Copy out each line that has "this" in it.
----
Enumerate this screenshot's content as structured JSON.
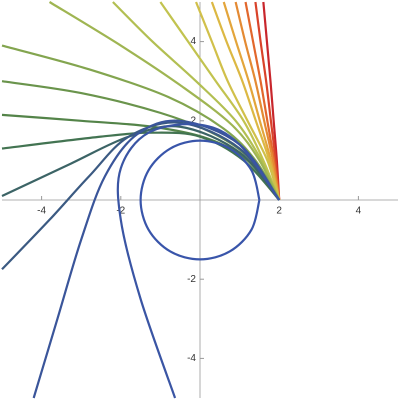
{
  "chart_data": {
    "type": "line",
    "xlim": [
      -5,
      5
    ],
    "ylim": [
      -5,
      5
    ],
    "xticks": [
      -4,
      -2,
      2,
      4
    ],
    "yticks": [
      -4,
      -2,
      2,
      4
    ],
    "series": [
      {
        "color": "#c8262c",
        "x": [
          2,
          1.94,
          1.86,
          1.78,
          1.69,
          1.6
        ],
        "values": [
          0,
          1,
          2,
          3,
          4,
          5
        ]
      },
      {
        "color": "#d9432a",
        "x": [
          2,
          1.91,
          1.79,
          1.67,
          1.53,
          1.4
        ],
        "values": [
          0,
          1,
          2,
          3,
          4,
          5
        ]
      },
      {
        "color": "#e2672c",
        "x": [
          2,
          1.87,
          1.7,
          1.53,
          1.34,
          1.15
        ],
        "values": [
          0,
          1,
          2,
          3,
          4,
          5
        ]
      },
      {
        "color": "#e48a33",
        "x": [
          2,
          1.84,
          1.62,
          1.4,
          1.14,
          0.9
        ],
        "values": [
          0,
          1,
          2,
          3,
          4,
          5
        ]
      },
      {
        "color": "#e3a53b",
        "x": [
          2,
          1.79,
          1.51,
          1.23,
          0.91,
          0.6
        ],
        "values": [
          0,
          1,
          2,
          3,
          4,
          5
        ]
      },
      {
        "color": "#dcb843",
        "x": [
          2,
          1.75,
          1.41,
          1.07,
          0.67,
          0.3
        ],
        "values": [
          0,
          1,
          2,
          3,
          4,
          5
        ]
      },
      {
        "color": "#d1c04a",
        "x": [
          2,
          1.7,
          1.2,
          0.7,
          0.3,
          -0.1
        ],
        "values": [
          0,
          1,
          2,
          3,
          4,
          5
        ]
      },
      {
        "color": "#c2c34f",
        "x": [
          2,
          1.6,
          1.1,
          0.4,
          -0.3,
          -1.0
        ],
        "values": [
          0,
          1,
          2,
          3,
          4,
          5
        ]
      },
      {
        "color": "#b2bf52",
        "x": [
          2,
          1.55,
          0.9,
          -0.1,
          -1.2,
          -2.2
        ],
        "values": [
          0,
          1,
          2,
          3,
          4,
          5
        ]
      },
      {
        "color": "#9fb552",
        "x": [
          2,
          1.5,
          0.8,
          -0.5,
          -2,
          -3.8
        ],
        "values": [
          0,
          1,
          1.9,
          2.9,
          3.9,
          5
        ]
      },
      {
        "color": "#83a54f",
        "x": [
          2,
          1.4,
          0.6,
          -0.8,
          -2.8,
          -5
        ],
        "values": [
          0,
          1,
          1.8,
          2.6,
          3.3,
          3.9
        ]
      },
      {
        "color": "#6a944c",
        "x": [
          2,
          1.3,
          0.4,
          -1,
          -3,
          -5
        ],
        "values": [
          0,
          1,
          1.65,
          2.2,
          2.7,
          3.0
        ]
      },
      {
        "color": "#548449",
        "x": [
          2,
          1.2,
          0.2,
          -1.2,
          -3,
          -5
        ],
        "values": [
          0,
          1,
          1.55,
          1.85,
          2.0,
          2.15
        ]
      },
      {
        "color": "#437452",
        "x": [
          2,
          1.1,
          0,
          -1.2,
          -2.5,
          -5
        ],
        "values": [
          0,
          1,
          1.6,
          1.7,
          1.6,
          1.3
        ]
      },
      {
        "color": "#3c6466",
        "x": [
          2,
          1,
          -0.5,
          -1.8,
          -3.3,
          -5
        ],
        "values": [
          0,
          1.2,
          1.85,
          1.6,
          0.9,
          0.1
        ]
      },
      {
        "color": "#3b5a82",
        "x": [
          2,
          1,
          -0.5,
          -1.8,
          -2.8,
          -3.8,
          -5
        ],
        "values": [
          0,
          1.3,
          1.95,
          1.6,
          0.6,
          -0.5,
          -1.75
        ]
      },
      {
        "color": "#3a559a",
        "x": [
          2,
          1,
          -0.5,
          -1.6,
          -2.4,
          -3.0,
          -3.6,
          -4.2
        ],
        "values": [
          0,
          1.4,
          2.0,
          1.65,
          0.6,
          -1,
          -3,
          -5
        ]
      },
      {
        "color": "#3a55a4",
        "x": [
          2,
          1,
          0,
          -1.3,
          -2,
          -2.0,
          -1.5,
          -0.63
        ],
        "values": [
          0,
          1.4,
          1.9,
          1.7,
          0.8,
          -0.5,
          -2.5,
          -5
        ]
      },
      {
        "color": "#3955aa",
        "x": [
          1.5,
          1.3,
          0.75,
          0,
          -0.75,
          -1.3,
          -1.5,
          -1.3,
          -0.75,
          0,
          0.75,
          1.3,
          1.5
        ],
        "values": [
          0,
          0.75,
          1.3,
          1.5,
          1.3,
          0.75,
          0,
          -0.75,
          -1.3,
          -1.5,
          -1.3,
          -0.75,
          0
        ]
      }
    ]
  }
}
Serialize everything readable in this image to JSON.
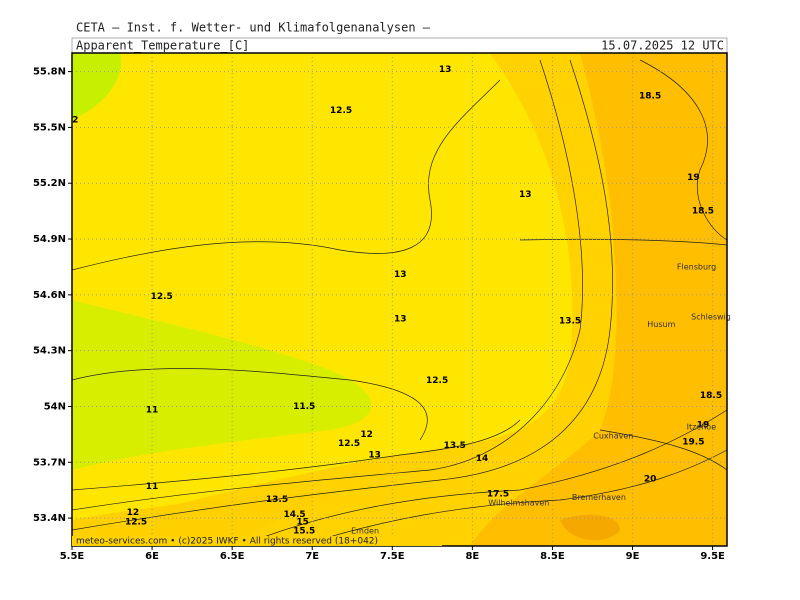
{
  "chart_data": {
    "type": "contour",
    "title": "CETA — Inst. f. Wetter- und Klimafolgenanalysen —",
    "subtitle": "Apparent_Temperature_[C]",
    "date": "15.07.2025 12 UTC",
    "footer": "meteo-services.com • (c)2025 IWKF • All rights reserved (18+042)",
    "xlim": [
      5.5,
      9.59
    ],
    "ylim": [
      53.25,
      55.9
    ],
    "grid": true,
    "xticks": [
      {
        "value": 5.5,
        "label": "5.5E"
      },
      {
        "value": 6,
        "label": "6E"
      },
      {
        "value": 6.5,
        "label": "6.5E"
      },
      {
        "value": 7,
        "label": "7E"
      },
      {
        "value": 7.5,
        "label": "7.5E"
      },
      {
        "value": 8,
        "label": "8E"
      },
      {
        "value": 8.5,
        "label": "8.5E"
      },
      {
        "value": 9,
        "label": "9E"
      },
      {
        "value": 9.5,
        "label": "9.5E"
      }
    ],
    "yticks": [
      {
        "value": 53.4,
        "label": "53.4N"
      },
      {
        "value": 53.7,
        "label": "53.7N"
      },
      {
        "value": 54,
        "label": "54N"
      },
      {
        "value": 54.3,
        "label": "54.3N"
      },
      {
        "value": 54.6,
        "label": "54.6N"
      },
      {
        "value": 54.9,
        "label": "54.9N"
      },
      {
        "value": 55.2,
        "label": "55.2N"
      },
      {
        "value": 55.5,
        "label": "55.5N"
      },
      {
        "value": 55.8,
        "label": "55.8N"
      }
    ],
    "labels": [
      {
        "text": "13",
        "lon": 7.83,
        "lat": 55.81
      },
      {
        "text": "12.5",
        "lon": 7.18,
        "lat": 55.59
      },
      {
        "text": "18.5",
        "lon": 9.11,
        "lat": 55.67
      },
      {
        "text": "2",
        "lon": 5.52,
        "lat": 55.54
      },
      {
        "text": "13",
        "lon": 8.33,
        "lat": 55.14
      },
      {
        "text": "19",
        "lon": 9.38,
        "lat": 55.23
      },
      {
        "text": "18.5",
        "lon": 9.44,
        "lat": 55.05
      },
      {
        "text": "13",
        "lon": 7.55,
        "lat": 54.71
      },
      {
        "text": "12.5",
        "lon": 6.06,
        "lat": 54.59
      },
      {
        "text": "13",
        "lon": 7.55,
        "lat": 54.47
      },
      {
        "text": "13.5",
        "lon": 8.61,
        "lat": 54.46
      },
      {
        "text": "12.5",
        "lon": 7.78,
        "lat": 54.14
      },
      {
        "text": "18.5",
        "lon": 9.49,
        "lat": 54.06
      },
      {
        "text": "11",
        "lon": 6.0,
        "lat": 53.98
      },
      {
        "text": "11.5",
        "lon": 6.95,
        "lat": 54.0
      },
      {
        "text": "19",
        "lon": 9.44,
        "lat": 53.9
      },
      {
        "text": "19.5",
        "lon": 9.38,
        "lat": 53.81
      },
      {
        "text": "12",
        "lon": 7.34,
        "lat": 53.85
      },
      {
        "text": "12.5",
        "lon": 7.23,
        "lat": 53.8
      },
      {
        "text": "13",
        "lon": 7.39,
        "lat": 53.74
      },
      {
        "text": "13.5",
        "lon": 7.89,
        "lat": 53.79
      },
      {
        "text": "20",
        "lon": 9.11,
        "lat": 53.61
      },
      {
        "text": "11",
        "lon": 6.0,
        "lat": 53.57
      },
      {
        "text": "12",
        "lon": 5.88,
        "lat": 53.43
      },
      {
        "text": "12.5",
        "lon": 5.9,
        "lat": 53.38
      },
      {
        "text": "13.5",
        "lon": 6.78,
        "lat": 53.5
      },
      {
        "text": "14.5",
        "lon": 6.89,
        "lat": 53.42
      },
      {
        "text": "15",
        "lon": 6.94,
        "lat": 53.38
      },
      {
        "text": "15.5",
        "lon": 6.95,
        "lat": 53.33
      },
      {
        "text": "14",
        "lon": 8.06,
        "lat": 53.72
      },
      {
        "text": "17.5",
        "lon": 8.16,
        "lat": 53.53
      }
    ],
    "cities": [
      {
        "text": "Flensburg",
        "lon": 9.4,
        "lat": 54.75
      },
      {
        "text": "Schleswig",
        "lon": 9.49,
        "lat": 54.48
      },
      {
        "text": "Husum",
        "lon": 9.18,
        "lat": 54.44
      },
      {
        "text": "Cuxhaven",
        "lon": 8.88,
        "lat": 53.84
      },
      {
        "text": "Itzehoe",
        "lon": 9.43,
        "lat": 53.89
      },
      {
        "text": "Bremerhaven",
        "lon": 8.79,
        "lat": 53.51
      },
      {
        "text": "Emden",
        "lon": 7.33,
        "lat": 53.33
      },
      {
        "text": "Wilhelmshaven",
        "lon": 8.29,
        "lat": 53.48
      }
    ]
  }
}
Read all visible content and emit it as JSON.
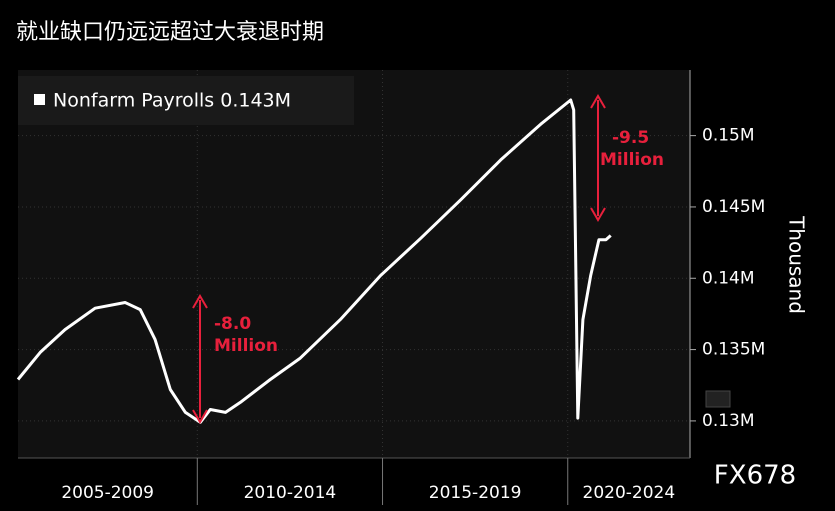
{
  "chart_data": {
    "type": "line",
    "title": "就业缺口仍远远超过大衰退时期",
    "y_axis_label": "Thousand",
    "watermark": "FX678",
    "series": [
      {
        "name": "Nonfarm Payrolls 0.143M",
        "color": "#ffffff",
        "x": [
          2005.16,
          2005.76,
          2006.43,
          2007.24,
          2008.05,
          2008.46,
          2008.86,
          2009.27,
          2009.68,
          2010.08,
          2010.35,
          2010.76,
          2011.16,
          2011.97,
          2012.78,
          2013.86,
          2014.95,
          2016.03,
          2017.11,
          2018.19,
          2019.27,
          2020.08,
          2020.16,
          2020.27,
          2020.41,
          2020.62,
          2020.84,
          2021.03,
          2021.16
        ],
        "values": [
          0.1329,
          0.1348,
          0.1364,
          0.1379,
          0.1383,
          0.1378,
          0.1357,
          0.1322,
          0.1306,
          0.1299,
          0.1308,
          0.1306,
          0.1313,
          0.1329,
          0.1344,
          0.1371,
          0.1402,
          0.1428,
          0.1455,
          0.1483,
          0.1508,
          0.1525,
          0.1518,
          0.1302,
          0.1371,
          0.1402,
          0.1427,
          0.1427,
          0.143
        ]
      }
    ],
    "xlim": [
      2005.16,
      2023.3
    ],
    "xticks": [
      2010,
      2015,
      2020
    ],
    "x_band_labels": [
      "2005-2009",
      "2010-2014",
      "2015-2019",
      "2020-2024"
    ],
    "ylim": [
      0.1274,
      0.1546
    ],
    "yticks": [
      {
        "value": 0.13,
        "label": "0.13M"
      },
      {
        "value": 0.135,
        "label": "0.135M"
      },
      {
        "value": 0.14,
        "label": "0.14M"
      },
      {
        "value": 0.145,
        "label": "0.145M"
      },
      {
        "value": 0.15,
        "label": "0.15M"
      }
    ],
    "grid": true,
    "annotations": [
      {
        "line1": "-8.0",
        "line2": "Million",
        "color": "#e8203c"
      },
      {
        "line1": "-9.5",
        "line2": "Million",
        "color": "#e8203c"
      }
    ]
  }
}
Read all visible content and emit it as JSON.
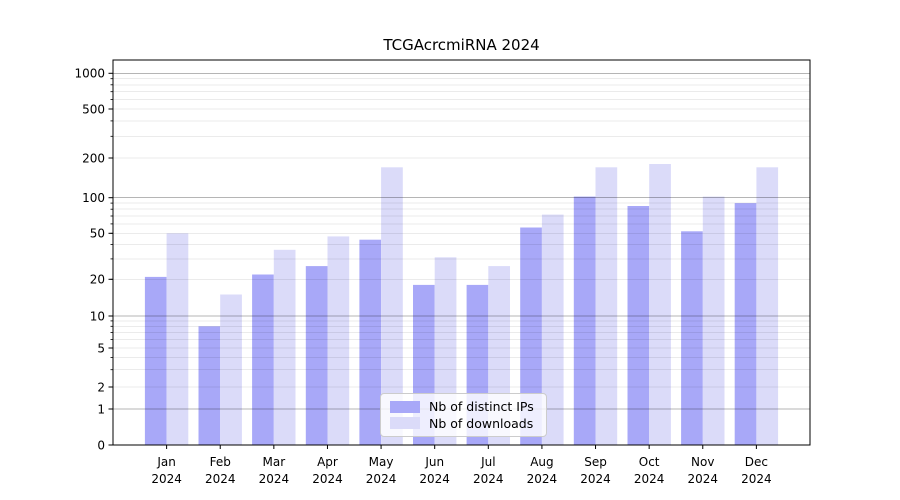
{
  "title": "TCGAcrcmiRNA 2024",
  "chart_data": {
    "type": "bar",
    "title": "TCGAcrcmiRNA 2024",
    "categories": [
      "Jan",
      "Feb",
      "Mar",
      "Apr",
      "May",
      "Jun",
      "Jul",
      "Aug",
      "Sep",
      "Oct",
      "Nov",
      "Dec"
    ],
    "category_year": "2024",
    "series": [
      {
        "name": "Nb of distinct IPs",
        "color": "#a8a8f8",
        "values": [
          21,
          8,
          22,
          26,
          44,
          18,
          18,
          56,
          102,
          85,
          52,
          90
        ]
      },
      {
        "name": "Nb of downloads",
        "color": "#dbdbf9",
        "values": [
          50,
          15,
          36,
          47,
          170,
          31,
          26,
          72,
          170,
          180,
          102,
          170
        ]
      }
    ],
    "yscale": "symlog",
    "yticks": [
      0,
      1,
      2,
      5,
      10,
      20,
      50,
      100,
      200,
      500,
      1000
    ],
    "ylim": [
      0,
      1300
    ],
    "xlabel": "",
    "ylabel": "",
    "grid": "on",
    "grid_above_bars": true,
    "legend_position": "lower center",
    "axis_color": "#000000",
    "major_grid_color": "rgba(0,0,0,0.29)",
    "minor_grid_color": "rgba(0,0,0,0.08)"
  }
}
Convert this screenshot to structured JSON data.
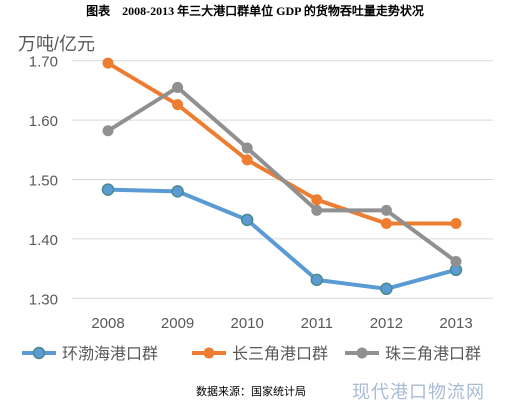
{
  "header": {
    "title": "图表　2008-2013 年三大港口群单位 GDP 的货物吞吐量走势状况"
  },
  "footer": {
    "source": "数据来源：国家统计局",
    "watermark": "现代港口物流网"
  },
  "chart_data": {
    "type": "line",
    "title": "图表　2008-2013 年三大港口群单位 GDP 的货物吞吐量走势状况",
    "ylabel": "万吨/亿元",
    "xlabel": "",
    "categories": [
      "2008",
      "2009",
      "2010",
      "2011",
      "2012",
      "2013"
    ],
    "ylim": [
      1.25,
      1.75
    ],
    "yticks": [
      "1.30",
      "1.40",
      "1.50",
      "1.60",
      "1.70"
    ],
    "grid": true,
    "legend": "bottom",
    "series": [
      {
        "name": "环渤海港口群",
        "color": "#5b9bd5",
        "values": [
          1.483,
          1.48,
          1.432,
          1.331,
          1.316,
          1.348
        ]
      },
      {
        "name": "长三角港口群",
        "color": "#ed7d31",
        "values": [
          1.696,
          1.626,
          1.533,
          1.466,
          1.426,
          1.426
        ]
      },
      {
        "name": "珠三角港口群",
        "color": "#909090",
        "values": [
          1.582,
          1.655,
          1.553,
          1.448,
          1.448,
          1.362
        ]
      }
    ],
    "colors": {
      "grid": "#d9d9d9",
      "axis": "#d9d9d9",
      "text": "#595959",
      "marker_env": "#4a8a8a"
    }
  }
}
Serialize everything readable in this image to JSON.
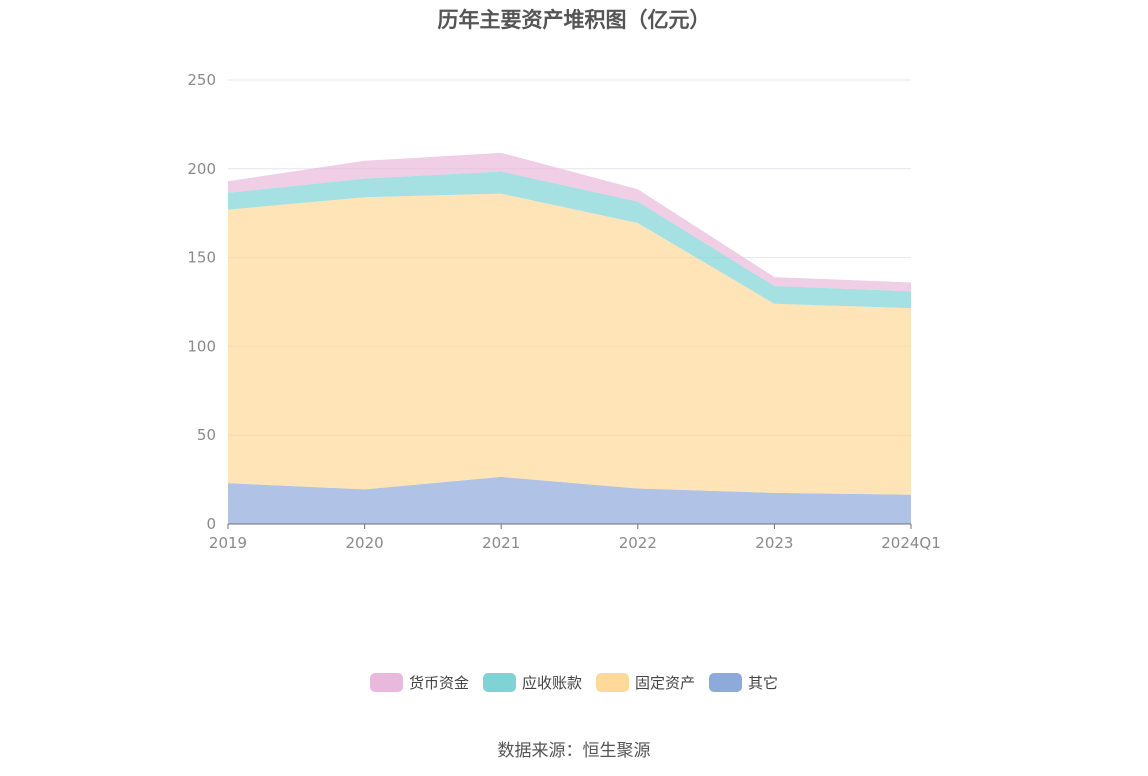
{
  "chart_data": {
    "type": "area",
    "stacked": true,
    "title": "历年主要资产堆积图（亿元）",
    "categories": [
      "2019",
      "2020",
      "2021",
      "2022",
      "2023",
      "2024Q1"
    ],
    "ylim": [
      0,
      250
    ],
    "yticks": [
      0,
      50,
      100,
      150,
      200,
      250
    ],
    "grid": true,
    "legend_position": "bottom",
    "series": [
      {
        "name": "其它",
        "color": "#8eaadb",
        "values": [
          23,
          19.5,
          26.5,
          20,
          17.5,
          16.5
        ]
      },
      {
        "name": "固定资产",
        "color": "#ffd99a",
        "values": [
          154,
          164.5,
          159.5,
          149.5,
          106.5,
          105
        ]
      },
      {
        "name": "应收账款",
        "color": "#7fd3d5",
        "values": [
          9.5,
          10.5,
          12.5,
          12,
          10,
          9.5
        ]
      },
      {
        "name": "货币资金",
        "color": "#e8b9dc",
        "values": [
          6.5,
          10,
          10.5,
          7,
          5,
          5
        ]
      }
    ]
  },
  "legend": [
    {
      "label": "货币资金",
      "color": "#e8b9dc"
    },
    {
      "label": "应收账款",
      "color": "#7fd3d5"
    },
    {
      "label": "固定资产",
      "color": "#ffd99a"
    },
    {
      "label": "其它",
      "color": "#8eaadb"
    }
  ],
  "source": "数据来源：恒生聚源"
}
----
» **TASK RESULT**:
Enumerate this screenshot's content as structured JSON.
Serialize everything readable in this image to JSON.
Convert this screenshot to structured JSON data.
Serialize everything readable in this image to JSON.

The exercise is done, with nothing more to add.